[Data entries]
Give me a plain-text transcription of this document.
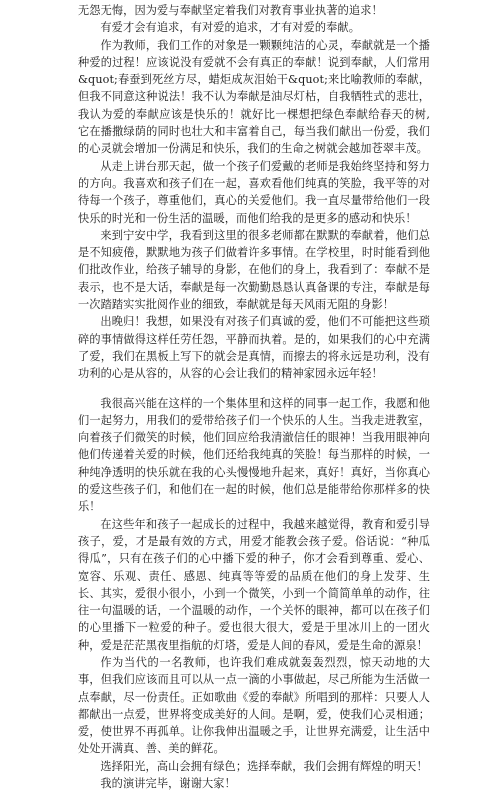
无怨无悔，因为爱与奉献坚定着我们对教育事业执著的追求！

有爱才会有追求，有对爱的追求，才有对爱的奉献。

作为教师，我们工作的对象是一颗颗纯洁的心灵，奉献就是一个播种爱的过程！应该说没有爱就不会有真正的奉献！说到奉献，人们常用&quot;春蚕到死丝方尽，蜡炬成灰泪始干&quot;来比喻教师的奉献，但我不同意这种说法！我不认为奉献是油尽灯枯，自我牺牲式的悲壮，我认为爱的奉献应该是快乐的！就好比一棵想把绿色奉献给春天的树,它在播撒绿荫的同时也壮大和丰富着自己，每当我们献出一份爱，我们的心灵就会增加一份满足和快乐，我们的生命之树就会越加苍翠丰茂。

从走上讲台那天起，做一个孩子们爱戴的老师是我始终坚持和努力的方向。我喜欢和孩子们在一起，喜欢看他们纯真的笑脸，我平等的对待每一个孩子，尊重他们，真心的关爱他们。我一直尽量带给他们一段快乐的时光和一份生活的温暖，而他们给我的是更多的感动和快乐！

来到宁安中学，我看到这里的很多老师都在默默的奉献着，他们总是不知疲倦，默默地为孩子们做着许多事情。在学校里，时时能看到他们批改作业，给孩子辅导的身影，在他们的身上，我看到了：奉献不是表示，也不是大话，奉献是每一次勤勤恳恳认真备课的专注，奉献是每一次踏踏实实批阅作业的细致，奉献就是每天风雨无阻的身影！

出晚归！我想，如果没有对孩子们真诚的爱，他们不可能把这些琐碎的事情做得这样任劳任怨，平静而执着。是的，如果我们的心中充满了爱，我们在黑板上写下的就会是真情，而擦去的将永远是功利，没有功利的心是从容的，从容的心会让我们的精神家园永远年轻！

我很高兴能在这样的一个集体里和这样的同事一起工作，我愿和他们一起努力，用我们的爱带给孩子们一个快乐的人生。当我走进教室，向着孩子们微笑的时候，他们回应给我清澈信任的眼神！当我用眼神向他们传递着关爱的时候，他们还给我纯真的笑脸！每当那样的时候，一种纯净透明的快乐就在我的心头慢慢地升起来，真好！真好，当你真心的爱这些孩子们，和他们在一起的时候，他们总是能带给你那样多的快乐！

在这些年和孩子一起成长的过程中，我越来越觉得，教育和爱引导孩子，爱，才是最有效的方式，用爱才能教会孩子爱。俗话说：“种瓜得瓜”，只有在孩子们的心中播下爱的种子，你才会看到尊重、爱心、宽容、乐观、责任、感恩、纯真等等爱的品质在他们的身上发芽、生长、其实，爱很小很小，小到一个微笑，小到一个简简单单的动作，往往一句温暖的话，一个温暖的动作，一个关怀的眼神，都可以在孩子们的心里播下一粒爱的种子。爱也很大很大，爱是于里冰川上的一团火种，爱是茫茫黑夜里指航的灯塔，爱是人间的春风，爱是生命的源泉！

作为当代的一名教师，也许我们难成就轰轰烈烈，惊天动地的大事，但我们应该而且可以从一点一滴的小事做起，尽己所能为生活做一点奉献，尽一份责任。正如歌曲《爱的奉献》所唱到的那样：只要人人都献出一点爱，世界将变成美好的人间。是啊，爱，使我们心灵相通；爱，使世界不再孤单。让你我伸出温暖之手，让世界充满爱，让生活中处处开满真、善、美的鲜花。

选择阳光，高山会拥有绿色；选择奉献，我们会拥有辉煌的明天！

我的演讲完毕，谢谢大家！
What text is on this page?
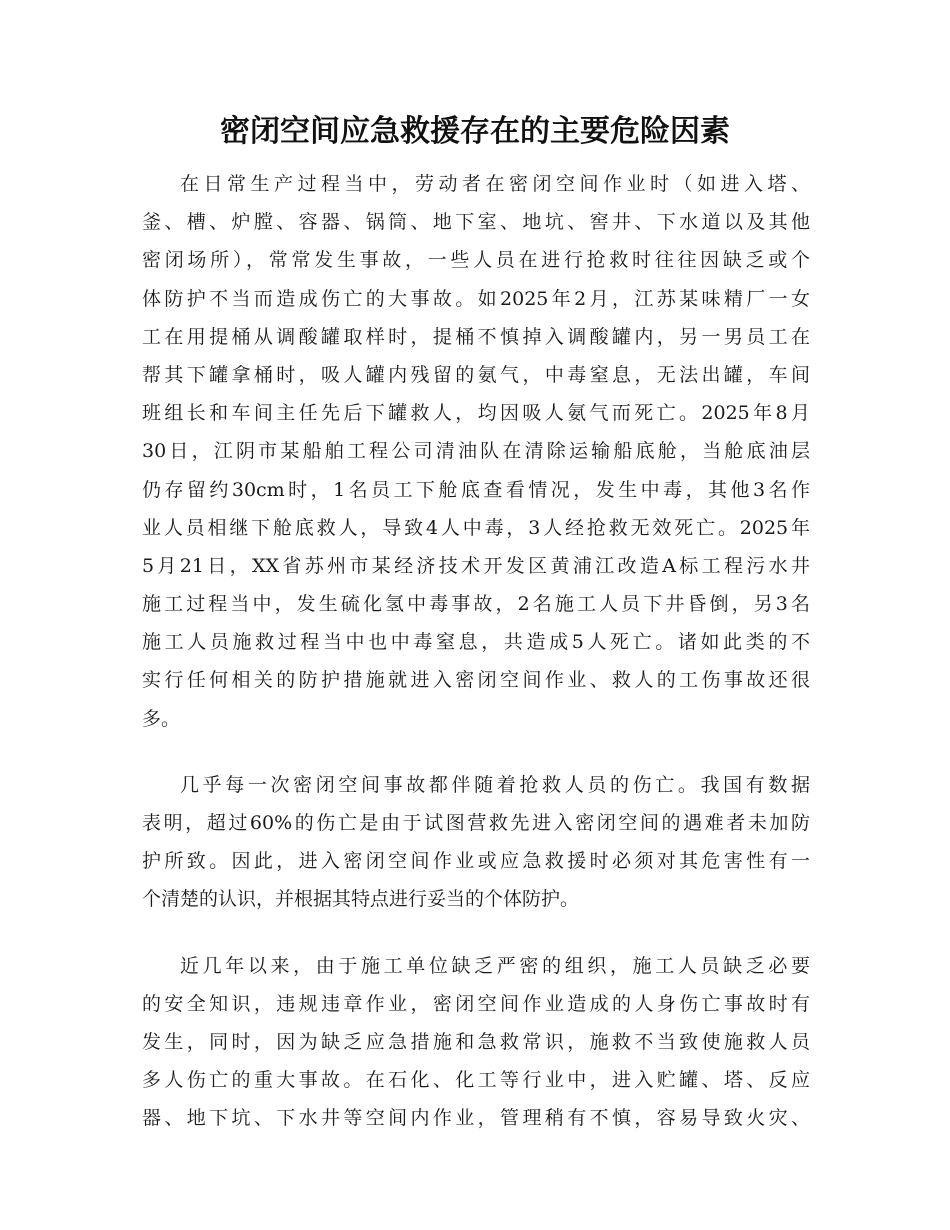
密闭空间应急救援存在的主要危险因素

在日常生产过程当中，劳动者在密闭空间作业时（如进入塔、
釜、槽、炉膛、容器、锅筒、地下室、地坑、窖井、下水道以及其他
密闭场所），常常发生事故，一些人员在进行抢救时往往因缺乏或个
体防护不当而造成伤亡的大事故。如2025年2月，江苏某味精厂一女
工在用提桶从调酸罐取样时，提桶不慎掉入调酸罐内，另一男员工在
帮其下罐拿桶时，吸人罐内残留的氨气，中毒窒息，无法出罐，车间
班组长和车间主任先后下罐救人，均因吸人氨气而死亡。2025年8月
30日，江阴市某船舶工程公司清油队在清除运输船底舱，当舱底油层
仍存留约30cm时，1名员工下舱底查看情况，发生中毒，其他3名作
业人员相继下舱底救人，导致4人中毒，3人经抢救无效死亡。2025年
5月21日，XX省苏州市某经济技术开发区黄浦江改造A标工程污水井
施工过程当中，发生硫化氢中毒事故，2名施工人员下井昏倒，另3名
施工人员施救过程当中也中毒窒息，共造成5人死亡。诸如此类的不
实行任何相关的防护措施就进入密闭空间作业、救人的工伤事故还很
多。

几乎每一次密闭空间事故都伴随着抢救人员的伤亡。我国有数据
表明，超过60%的伤亡是由于试图营救先进入密闭空间的遇难者未加防
护所致。因此，进入密闭空间作业或应急救援时必须对其危害性有一
个清楚的认识，并根据其特点进行妥当的个体防护。

近几年以来，由于施工单位缺乏严密的组织，施工人员缺乏必要
的安全知识，违规违章作业，密闭空间作业造成的人身伤亡事故时有
发生，同时，因为缺乏应急措施和急救常识，施救不当致使施救人员
多人伤亡的重大事故。在石化、化工等行业中，进入贮罐、塔、反应
器、地下坑、下水井等空间内作业，管理稍有不慎，容易导致火灾、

What the task asks » Count the lines of the data that include the string "text", and give only that number.

Finished exercise » 2